- Excerpt -
******

Along the RG branch, the corotation radius increases a lot as a result of the decrease of the surface rotation rate. The corotation radii are shifted downwards when the initial rotation rate increases, as was the case during the MS phase.
The initial distances between the planet and the star considered in this work are clearly above the corotation radius during the MS phase, will cross it, and thus become inferior to it during the red giant branch. Since the rotation of the star is modified because of the tidal interaction, we shall have to see how the corotation radius changes as a result of this interaction (see Sect. 4.3).
3.3. Impact of rotation on the structure and the evolution of the star
Fig. 2
Evolutionary tracks in the HertzsprungRussell diagram for rotating models of 1.5, 1.7, 2.0, and 2.5 M_{⊙}. The solid and dashed lines indicate models with Ω_{ini}/ Ω_{crit} = 0.1 and 0.5, respectively. 
In Fig. 2, the evolutionary tracks in the HR diagram of our stellar models are shown. Differences between rotating models for a given mass appear mainly during the MS phase and during the crossing of the HR gap. Faster rotating models are overluminous at a given mass and the MS phase extends to lower effective temperatures. The widening of the MS is mainly due to the increase of the convective core that is related to the transport by rotational mixing of fresh hydrogen fuel in the central layers. The impact on the luminosity results from both the increase of the convective core and the transport of helium and other Hburning products into the radiative zone (e.g. Eggenberger et al. 2010; Maeder & Meynet 2012). The increase of the convective core also leads to an increase of the MS lifetime. Typically, faster rotating models will reach a given luminosity along the RG branch at an older age than the slower rotating models.

******

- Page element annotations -
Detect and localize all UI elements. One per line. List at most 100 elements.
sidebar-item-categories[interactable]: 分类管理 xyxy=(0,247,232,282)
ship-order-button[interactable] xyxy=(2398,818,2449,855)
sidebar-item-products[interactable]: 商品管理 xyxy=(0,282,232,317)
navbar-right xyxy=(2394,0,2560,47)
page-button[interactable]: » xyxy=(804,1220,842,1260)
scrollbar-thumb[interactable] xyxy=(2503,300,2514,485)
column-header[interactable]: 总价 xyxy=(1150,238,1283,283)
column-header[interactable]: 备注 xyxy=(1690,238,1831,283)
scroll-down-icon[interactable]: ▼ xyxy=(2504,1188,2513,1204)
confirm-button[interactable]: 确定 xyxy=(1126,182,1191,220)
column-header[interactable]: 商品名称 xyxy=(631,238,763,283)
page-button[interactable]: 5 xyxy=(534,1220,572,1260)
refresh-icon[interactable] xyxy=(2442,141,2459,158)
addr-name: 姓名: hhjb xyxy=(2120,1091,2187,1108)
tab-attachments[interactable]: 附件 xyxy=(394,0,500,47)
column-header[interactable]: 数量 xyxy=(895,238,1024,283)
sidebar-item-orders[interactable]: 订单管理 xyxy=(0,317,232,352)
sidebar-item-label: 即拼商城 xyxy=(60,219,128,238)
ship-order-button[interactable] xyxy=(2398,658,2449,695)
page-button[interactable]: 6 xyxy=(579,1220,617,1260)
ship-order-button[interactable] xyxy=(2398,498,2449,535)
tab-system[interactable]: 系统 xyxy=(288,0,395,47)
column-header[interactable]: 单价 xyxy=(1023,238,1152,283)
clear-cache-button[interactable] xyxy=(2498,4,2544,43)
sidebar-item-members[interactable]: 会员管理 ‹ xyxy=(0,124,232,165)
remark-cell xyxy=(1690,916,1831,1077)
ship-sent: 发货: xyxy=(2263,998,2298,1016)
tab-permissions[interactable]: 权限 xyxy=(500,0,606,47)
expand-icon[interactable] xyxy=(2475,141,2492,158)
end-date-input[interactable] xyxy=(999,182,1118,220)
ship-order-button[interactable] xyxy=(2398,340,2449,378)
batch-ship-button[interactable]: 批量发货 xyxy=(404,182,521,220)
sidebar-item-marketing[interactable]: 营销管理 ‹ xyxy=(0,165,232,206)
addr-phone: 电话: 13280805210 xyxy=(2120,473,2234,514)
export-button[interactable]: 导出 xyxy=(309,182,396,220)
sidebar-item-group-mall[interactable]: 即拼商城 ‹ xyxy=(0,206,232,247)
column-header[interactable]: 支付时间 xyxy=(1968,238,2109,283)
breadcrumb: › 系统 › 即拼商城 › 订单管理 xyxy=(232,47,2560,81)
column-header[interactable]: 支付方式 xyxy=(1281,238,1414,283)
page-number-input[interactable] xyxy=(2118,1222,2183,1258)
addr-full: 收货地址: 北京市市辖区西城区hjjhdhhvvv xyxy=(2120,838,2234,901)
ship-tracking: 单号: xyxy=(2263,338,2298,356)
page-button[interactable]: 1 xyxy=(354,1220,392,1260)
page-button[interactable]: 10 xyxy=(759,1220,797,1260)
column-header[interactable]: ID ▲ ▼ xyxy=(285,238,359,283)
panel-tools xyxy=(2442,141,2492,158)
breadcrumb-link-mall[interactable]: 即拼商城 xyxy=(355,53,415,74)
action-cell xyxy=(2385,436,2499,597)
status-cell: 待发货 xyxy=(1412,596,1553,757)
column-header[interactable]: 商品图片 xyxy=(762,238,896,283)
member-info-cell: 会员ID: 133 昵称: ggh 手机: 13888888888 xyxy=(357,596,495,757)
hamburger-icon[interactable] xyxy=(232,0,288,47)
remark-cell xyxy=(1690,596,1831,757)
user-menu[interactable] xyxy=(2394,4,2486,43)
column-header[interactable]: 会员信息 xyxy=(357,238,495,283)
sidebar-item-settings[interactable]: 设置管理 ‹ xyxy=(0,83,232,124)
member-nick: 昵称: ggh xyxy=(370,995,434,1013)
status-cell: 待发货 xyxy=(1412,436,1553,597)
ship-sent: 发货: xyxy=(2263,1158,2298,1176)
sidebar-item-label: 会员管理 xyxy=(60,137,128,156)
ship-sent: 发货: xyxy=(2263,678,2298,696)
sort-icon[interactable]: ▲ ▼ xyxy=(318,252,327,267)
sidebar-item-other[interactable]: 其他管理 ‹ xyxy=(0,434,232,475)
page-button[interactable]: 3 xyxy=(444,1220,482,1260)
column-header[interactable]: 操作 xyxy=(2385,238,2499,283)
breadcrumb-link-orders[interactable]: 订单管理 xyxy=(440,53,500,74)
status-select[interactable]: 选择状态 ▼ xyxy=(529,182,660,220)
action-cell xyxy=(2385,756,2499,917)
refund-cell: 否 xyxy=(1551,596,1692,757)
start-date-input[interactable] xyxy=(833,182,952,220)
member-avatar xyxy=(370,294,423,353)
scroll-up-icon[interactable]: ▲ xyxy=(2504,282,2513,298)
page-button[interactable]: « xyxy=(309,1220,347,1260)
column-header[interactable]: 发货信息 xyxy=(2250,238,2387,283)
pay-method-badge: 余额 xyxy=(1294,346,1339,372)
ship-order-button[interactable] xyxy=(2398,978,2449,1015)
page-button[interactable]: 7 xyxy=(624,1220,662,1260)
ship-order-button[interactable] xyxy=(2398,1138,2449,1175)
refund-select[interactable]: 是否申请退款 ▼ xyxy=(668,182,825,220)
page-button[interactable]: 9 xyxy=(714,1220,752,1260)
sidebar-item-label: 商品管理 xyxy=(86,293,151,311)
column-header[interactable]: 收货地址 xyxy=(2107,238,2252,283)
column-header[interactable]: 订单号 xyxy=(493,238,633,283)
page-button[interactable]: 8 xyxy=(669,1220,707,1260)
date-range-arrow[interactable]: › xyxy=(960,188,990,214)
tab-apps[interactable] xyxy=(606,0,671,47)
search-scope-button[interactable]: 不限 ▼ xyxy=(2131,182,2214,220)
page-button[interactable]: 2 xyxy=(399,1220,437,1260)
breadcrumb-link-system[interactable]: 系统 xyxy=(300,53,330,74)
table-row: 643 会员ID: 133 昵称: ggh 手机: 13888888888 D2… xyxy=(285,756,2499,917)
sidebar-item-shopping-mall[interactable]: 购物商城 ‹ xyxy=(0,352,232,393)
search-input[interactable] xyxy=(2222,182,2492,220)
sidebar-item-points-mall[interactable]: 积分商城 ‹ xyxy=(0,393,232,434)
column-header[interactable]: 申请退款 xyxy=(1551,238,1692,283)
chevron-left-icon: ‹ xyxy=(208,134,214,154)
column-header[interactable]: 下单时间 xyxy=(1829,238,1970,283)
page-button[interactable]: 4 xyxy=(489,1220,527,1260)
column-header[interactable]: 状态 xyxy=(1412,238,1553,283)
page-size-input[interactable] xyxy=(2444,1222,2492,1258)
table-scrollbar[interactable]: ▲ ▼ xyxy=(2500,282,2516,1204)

******

- Given exercise -
Reproduce the passage of the stellar rotation excerpt that starts at "Along the RG branch, the" and ends at "the MS phase.".

- Result for this task -
Along the RG branch, the corotation radius increases a lot as a result of the decrease of the surface rotation rate. The corotation radii are shifted downwards when the initial rotation rate increases, as was the case during the MS phase.